• TO BE DONE
Copy each line in which the string "icon" occurs.

• DATA SHOWN
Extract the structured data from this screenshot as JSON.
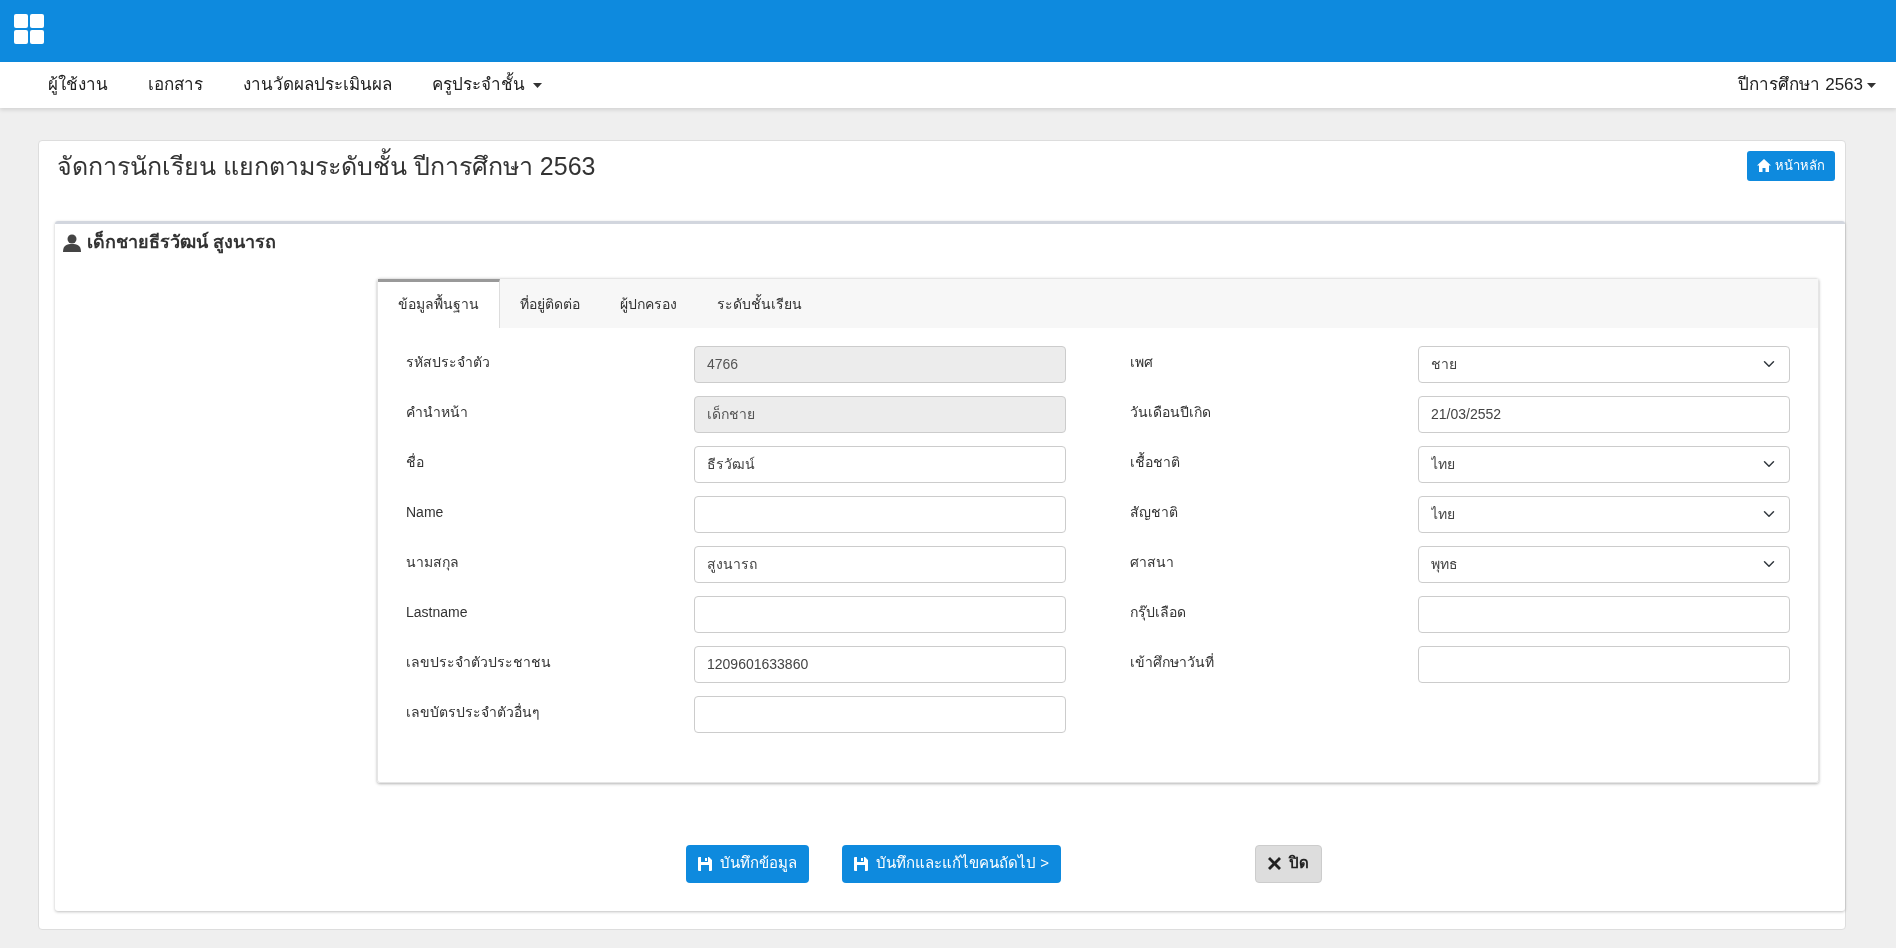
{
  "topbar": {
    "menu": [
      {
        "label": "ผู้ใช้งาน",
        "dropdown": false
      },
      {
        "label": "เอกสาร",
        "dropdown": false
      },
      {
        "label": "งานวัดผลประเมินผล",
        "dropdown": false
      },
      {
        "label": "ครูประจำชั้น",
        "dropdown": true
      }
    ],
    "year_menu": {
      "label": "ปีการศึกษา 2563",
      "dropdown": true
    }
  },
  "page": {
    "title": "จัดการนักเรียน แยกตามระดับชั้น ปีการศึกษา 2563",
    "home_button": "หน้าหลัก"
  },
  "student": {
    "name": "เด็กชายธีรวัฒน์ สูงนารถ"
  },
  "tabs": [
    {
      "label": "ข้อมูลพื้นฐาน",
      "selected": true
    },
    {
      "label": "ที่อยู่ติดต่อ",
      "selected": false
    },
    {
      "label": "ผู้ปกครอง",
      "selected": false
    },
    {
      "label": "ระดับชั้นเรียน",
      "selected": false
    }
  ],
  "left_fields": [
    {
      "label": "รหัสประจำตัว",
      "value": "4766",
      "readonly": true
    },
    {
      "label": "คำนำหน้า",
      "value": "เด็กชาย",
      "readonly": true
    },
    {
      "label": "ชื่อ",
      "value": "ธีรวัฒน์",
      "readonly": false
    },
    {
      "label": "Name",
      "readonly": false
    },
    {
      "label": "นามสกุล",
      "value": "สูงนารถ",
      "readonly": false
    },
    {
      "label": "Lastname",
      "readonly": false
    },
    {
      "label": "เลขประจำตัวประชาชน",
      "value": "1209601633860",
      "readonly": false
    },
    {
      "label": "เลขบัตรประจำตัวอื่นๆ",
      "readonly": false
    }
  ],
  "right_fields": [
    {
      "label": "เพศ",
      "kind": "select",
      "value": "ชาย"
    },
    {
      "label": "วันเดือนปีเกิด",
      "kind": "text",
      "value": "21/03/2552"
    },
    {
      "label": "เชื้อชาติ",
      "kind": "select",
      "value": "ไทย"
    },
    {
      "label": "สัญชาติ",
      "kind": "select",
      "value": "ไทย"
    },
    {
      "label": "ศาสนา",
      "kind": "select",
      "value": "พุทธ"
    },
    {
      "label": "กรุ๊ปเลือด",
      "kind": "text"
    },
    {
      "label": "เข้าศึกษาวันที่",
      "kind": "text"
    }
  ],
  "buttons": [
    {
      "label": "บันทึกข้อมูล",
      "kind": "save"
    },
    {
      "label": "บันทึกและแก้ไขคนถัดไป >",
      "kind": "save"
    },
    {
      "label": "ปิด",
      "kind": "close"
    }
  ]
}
---
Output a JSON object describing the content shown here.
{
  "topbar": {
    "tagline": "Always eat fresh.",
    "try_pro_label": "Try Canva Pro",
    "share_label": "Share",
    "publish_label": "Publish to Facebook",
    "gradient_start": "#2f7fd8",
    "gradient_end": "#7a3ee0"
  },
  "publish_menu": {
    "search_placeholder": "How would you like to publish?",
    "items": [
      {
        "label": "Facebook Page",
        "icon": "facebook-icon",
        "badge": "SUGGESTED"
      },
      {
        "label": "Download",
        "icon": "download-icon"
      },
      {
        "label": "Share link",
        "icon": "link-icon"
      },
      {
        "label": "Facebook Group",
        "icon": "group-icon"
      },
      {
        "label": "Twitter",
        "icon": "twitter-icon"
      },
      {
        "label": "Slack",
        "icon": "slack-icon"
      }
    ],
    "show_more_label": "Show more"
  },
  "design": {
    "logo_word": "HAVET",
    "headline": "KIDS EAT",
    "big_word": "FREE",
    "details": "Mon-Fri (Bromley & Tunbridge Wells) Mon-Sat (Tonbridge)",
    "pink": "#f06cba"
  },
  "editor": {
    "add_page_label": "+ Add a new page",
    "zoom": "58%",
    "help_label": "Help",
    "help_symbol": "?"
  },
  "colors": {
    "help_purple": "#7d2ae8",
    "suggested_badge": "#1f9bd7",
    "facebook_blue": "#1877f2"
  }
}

• REPLY TO THE TASK
        "icon": "facebook-icon",
        "icon": "download-icon"
        "icon": "link-icon"
        "icon": "group-icon"
        "icon": "twitter-icon"
        "icon": "slack-icon"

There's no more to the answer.